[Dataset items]

Start

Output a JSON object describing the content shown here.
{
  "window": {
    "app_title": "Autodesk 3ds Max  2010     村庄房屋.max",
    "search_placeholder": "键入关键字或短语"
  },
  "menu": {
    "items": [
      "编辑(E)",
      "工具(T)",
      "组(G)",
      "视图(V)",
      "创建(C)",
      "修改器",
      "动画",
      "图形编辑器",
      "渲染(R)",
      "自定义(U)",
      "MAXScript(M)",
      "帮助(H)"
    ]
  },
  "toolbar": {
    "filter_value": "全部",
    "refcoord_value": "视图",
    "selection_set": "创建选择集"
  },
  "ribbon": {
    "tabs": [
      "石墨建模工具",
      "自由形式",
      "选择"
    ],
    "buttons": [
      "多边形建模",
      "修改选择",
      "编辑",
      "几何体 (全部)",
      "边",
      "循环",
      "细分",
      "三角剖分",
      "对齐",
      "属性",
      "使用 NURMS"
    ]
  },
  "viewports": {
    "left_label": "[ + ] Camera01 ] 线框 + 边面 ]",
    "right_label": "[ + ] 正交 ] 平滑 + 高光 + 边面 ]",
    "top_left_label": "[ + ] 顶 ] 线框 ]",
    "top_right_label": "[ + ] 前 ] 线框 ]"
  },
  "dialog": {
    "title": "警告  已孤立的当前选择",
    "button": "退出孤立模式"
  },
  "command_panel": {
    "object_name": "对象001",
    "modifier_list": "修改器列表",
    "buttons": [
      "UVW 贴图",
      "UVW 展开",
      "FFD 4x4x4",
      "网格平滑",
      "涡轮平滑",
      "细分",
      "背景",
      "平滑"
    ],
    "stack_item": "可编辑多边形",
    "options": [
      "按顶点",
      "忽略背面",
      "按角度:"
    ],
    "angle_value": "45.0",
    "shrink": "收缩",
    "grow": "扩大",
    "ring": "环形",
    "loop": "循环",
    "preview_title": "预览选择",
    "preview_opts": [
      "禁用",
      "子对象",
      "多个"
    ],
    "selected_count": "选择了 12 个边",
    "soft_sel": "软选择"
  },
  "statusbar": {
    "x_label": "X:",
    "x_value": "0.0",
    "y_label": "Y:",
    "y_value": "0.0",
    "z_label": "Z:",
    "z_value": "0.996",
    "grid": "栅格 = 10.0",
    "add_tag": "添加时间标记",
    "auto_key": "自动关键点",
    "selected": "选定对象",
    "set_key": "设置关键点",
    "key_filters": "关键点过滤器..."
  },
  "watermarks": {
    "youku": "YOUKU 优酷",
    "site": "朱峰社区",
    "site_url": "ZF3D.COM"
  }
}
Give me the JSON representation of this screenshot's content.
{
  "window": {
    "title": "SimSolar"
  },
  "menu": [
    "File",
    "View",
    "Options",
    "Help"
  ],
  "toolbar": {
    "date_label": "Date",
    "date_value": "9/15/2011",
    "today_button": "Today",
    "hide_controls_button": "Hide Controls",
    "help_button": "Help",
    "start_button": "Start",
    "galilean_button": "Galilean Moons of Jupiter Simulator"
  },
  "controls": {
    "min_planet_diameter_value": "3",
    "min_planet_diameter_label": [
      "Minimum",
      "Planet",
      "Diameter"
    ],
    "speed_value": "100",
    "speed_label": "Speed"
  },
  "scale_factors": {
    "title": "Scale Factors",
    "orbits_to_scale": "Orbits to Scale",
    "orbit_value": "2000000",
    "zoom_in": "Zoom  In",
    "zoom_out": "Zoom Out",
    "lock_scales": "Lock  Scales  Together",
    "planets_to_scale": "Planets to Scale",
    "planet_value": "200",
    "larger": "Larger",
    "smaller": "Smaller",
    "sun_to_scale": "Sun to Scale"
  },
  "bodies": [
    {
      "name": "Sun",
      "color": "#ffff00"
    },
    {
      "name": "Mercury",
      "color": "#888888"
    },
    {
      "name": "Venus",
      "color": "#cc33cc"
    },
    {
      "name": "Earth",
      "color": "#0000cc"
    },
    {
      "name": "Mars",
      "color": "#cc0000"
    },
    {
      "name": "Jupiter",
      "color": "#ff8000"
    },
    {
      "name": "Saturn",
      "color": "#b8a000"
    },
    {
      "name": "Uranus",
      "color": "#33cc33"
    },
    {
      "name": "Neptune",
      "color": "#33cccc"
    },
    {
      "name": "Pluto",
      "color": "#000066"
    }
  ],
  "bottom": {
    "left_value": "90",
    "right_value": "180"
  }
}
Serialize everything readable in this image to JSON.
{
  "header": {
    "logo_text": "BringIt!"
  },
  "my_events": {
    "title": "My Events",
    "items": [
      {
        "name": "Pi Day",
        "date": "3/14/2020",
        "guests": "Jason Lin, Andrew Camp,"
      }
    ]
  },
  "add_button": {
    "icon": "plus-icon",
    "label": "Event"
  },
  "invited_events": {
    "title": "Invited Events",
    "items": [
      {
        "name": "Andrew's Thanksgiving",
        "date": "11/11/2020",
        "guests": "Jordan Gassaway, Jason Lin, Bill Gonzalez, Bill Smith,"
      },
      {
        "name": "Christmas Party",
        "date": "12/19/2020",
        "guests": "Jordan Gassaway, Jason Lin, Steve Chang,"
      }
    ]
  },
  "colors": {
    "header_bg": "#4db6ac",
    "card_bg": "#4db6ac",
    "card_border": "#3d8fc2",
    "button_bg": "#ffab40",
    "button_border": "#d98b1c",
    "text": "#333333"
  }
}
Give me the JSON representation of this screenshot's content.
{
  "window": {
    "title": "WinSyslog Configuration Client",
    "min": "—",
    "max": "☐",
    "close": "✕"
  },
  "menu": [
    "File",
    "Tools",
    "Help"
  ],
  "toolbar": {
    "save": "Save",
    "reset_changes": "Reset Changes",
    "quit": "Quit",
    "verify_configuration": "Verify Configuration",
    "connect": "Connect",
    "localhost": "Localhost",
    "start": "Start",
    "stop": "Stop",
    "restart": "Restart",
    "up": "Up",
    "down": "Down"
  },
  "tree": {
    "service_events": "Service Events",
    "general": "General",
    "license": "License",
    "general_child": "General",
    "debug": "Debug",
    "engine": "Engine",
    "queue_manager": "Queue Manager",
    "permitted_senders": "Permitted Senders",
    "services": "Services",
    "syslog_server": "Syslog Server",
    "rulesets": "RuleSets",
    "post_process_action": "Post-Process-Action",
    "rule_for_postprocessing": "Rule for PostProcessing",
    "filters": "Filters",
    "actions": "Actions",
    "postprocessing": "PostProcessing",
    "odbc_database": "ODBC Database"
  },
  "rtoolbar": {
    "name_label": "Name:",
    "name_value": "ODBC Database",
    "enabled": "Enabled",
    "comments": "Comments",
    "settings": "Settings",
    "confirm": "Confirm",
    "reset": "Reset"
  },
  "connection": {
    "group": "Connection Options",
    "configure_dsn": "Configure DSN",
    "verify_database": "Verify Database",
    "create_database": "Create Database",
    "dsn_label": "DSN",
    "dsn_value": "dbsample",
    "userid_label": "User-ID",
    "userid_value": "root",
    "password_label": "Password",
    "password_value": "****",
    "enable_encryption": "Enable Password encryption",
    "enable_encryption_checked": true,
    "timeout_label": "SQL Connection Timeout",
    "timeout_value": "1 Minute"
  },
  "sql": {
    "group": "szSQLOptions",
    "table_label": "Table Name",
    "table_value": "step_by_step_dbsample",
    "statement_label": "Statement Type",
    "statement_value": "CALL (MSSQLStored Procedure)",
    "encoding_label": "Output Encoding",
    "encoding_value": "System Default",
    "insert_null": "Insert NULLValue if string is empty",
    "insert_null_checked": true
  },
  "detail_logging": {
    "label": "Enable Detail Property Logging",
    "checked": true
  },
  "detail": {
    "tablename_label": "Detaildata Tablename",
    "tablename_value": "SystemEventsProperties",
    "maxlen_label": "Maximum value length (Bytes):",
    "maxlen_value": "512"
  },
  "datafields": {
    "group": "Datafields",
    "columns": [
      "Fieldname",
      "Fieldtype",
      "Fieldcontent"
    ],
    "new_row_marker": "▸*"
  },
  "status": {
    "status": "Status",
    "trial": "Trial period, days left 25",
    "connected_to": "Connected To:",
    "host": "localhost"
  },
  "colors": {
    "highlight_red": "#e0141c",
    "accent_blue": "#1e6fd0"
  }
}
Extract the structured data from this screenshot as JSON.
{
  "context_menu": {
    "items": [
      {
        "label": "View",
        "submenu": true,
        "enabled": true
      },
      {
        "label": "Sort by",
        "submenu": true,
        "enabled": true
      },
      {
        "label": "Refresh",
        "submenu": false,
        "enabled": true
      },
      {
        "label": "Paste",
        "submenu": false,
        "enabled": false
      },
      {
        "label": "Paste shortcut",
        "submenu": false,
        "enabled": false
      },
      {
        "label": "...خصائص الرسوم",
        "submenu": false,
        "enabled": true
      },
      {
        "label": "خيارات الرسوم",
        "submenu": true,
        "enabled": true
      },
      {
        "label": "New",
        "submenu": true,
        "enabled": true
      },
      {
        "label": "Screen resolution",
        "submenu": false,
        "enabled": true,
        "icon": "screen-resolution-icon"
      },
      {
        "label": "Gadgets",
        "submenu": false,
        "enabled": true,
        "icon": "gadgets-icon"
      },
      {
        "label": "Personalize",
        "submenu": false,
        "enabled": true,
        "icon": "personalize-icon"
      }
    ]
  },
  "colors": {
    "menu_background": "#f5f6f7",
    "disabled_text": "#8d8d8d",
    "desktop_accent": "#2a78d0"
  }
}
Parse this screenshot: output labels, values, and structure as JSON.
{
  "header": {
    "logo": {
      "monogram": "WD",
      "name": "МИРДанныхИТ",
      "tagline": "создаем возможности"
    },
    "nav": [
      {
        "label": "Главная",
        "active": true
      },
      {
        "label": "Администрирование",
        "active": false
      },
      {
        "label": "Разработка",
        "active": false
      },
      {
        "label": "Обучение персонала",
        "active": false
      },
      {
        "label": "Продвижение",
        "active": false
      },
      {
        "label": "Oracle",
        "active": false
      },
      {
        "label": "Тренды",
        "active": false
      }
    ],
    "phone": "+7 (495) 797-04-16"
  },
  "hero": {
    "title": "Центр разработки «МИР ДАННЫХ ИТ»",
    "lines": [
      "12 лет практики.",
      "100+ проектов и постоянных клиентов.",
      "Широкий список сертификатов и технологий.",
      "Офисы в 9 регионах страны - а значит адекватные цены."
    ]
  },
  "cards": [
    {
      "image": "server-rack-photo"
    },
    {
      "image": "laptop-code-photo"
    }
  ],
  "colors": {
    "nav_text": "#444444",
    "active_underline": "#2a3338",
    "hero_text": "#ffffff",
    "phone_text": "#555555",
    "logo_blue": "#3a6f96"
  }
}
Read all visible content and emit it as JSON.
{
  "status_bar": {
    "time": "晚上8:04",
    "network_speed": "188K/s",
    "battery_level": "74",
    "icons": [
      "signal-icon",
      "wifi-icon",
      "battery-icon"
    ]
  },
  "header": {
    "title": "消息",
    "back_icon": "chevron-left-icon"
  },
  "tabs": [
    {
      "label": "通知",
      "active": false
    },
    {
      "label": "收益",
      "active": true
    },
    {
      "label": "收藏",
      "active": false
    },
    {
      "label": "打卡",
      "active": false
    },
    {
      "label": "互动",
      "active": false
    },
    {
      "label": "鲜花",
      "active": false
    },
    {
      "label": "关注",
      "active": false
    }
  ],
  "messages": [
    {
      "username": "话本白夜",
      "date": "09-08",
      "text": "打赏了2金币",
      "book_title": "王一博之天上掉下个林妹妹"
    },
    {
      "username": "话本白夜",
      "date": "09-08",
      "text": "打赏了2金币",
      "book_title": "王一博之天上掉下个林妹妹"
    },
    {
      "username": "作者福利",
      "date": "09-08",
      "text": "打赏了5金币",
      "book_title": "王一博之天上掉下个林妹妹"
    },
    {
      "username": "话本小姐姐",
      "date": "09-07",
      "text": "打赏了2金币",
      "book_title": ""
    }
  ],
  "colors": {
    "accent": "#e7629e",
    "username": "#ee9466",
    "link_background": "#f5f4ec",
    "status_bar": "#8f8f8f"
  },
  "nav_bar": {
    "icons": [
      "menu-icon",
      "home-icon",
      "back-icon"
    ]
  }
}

End

## Instruction
Scan the material above for the string "Jordan" and report each line where you find it.

## Final answer
        "guests": "Jordan Gassaway, Jason Lin, Bill Gonzalez, Bill Smith,"
        "guests": "Jordan Gassaway, Jason Lin, Steve Chang,"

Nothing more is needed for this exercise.